▶ [WHAT YOU SHOULD DO]: Gather each line of the entries below that includes "Field".

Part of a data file
↓

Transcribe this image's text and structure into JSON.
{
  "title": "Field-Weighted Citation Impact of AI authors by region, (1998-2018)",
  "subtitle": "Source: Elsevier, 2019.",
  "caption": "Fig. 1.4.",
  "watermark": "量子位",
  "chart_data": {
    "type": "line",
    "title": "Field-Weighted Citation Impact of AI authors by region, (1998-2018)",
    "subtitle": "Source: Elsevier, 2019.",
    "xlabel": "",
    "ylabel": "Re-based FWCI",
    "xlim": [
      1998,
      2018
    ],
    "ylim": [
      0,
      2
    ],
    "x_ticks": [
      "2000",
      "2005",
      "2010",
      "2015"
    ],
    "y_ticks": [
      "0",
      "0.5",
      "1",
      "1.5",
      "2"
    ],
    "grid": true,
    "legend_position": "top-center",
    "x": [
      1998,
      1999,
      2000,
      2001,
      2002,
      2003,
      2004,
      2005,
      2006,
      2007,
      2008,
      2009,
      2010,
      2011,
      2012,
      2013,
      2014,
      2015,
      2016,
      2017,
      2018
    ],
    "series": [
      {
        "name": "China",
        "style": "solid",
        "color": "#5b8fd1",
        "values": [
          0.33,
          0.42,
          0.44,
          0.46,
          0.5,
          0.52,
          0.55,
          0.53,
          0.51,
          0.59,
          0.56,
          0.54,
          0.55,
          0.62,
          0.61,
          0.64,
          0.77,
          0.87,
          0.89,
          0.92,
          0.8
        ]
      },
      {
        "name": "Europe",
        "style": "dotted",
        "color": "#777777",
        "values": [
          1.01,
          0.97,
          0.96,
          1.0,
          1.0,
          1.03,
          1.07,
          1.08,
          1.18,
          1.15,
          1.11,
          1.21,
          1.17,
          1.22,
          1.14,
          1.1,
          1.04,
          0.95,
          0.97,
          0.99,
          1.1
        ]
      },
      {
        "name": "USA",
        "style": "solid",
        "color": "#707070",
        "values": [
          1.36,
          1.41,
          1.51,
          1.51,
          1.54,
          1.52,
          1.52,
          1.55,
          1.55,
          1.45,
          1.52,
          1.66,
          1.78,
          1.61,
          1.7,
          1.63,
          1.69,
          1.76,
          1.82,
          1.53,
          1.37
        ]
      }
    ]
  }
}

↑

▶ [ANSWER]:
  "title": "Field-Weighted Citation Impact of AI authors by region, (1998-2018)",
    "title": "Field-Weighted Citation Impact of AI authors by region, (1998-2018)",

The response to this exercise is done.